◆ EXERCISE AIM ◆
Each entry that follows is to be retyped exactly. Pictures do not belong in the copy.

◆ RECORD SET ◆
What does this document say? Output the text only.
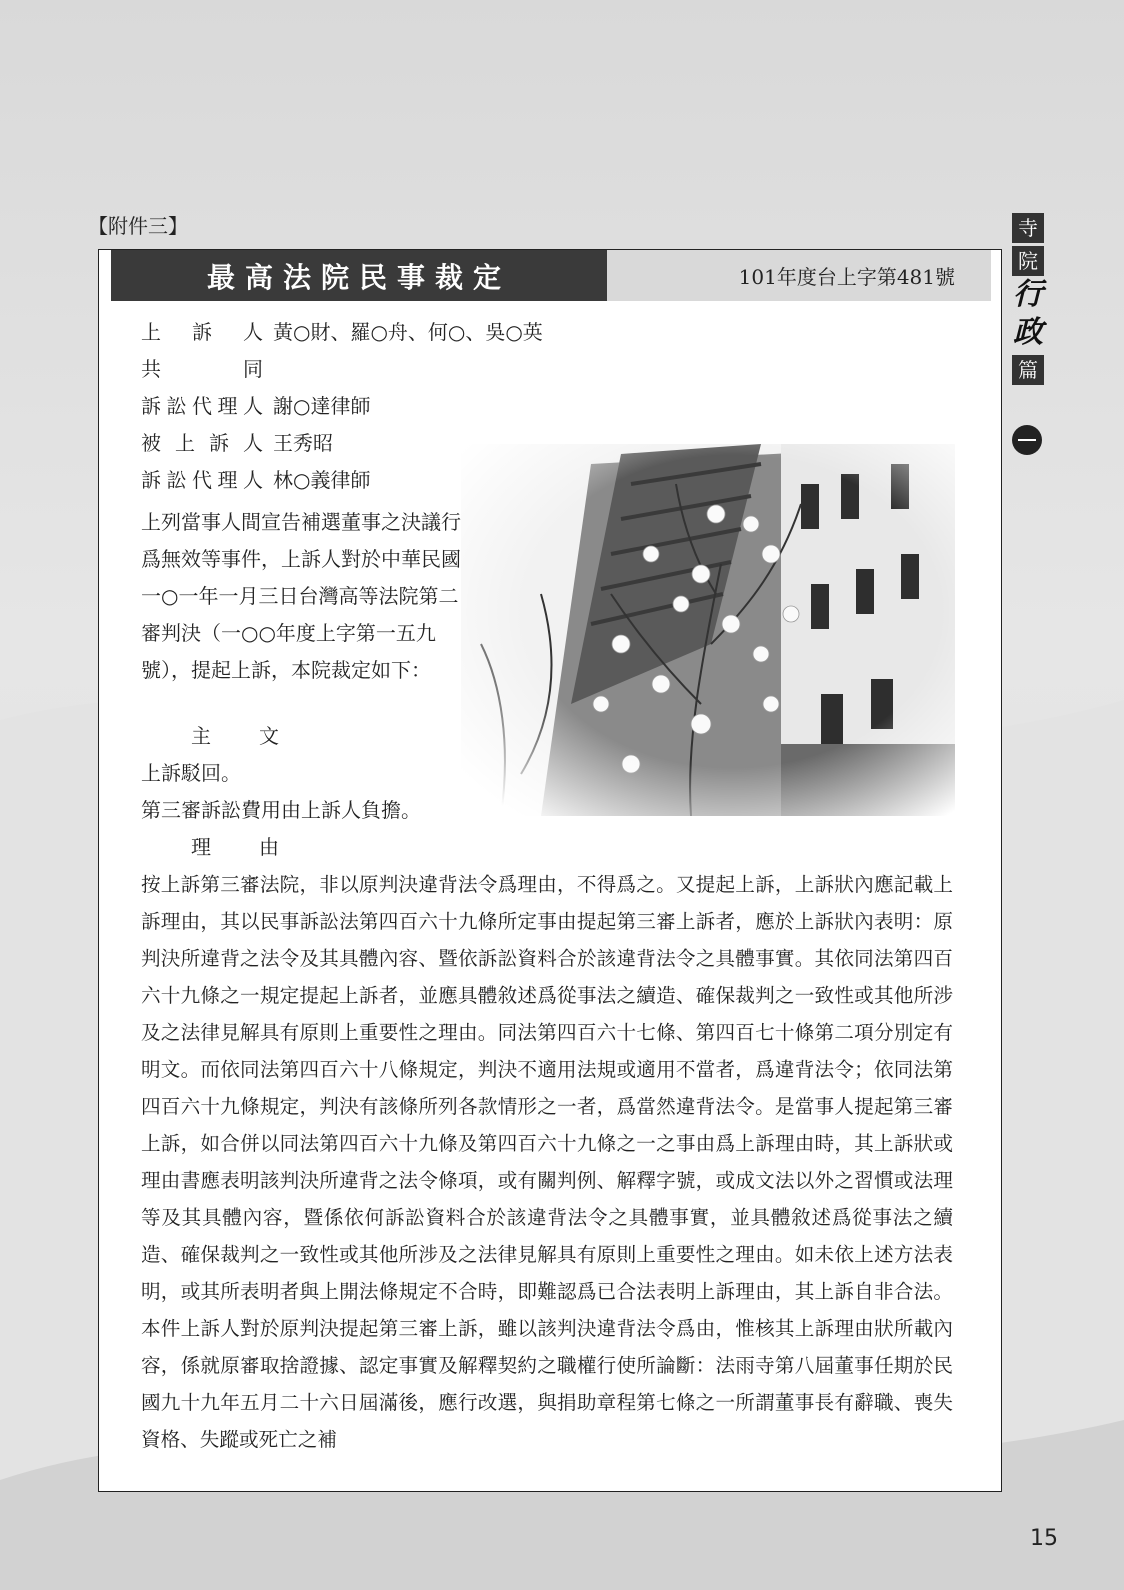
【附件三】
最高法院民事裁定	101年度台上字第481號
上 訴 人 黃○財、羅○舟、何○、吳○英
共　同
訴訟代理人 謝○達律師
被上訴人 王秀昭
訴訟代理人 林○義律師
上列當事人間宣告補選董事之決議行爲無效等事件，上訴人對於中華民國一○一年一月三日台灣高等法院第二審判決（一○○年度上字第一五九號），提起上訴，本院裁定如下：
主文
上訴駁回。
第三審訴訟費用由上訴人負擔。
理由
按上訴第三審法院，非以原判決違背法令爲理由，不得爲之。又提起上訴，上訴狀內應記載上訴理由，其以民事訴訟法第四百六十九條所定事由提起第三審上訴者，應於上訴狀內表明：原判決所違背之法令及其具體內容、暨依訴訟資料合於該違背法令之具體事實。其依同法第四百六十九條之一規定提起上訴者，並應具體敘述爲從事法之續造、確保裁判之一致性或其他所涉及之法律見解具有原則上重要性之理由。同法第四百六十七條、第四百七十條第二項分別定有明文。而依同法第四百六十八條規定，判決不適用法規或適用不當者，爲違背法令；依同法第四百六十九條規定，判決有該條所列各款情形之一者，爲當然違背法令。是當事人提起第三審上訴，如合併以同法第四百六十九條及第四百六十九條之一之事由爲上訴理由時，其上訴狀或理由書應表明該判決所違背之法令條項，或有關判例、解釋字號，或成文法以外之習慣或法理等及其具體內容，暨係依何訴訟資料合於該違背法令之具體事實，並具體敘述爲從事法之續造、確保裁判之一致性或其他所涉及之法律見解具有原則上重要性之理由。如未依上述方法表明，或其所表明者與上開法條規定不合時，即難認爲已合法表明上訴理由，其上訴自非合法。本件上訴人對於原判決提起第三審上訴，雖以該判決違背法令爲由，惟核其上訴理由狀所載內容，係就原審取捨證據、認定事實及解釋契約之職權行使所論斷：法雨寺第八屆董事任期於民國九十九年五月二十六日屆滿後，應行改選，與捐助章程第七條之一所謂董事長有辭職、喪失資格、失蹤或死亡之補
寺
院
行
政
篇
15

◆ RESPONSE TO THIS EXERCISE ◆
What does this document say? Output the text only.
【附件三】
最高法院民事裁定	101年度台上字第481號
上 訴 人 黃○財、羅○舟、何○、吳○英
共　同
訴訟代理人 謝○達律師
被上訴人 王秀昭
訴訟代理人 林○義律師
上列當事人間宣告補選董事之決議行爲無效等事件，上訴人對於中華民國一○一年一月三日台灣高等法院第二審判決（一○○年度上字第一五九號），提起上訴，本院裁定如下：
主文
上訴駁回。
第三審訴訟費用由上訴人負擔。
理由
按上訴第三審法院，非以原判決違背法令爲理由，不得爲之。又提起上訴，上訴狀內應記載上訴理由，其以民事訴訟法第四百六十九條所定事由提起第三審上訴者，應於上訴狀內表明：原判決所違背之法令及其具體內容、暨依訴訟資料合於該違背法令之具體事實。其依同法第四百六十九條之一規定提起上訴者，並應具體敘述爲從事法之續造、確保裁判之一致性或其他所涉及之法律見解具有原則上重要性之理由。同法第四百六十七條、第四百七十條第二項分別定有明文。而依同法第四百六十八條規定，判決不適用法規或適用不當者，爲違背法令；依同法第四百六十九條規定，判決有該條所列各款情形之一者，爲當然違背法令。是當事人提起第三審上訴，如合併以同法第四百六十九條及第四百六十九條之一之事由爲上訴理由時，其上訴狀或理由書應表明該判決所違背之法令條項，或有關判例、解釋字號，或成文法以外之習慣或法理等及其具體內容，暨係依何訴訟資料合於該違背法令之具體事實，並具體敘述爲從事法之續造、確保裁判之一致性或其他所涉及之法律見解具有原則上重要性之理由。如未依上述方法表明，或其所表明者與上開法條規定不合時，即難認爲已合法表明上訴理由，其上訴自非合法。本件上訴人對於原判決提起第三審上訴，雖以該判決違背法令爲由，惟核其上訴理由狀所載內容，係就原審取捨證據、認定事實及解釋契約之職權行使所論斷：法雨寺第八屆董事任期於民國九十九年五月二十六日屆滿後，應行改選，與捐助章程第七條之一所謂董事長有辭職、喪失資格、失蹤或死亡之補
寺
院
行
政
篇
15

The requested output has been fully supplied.